■ Exercise prompt:
Copy each line of the data below with the word "показателей".

■ Data provided:
= = = = =
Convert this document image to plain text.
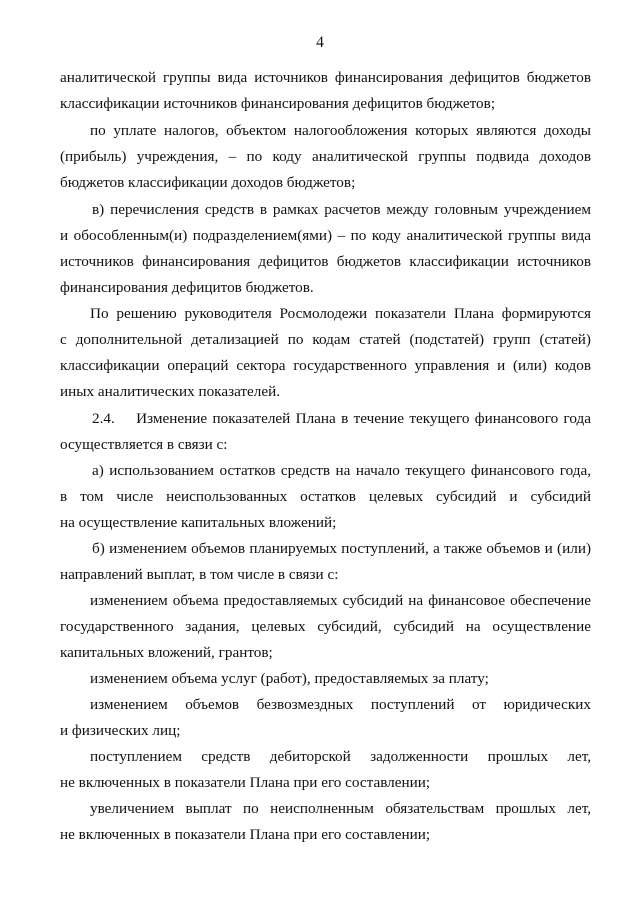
4
аналитической группы вида источников финансирования дефицитов бюджетов
классификации источников финансирования дефицитов бюджетов;
по уплате налогов, объектом налогообложения которых являются доходы
(прибыль) учреждения, – по коду аналитической группы подвида доходов
бюджетов классификации доходов бюджетов;
в) перечисления средств в рамках расчетов между головным учреждением
и обособленным(и) подразделением(ями) – по коду аналитической группы вида
источников финансирования дефицитов бюджетов классификации источников
финансирования дефицитов бюджетов.
По решению руководителя Росмолодежи показатели Плана формируются
с дополнительной детализацией по кодам статей (подстатей) групп (статей)
классификации операций сектора государственного управления и (или) кодов
иных аналитических показателей.
2.4.    Изменение показателей Плана в течение текущего финансового года
осуществляется в связи с:
а) использованием остатков средств на начало текущего финансового года,
в том числе неиспользованных остатков целевых субсидий и субсидий
на осуществление капитальных вложений;
б) изменением объемов планируемых поступлений, а также объемов и (или)
направлений выплат, в том числе в связи с:
изменением объема предоставляемых субсидий на финансовое обеспечение
государственного задания, целевых субсидий, субсидий на осуществление
капитальных вложений, грантов;
изменением объема услуг (работ), предоставляемых за плату;
изменением объемов безвозмездных поступлений от юридических
и физических лиц;
поступлением средств дебиторской задолженности прошлых лет,
не включенных в показатели Плана при его составлении;
увеличением выплат по неисполненным обязательствам прошлых лет,
не включенных в показатели Плана при его составлении;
= = = = =
■ Answer to this task:
иных аналитических показателей.
2.4.    Изменение показателей Плана в течение текущего финансового года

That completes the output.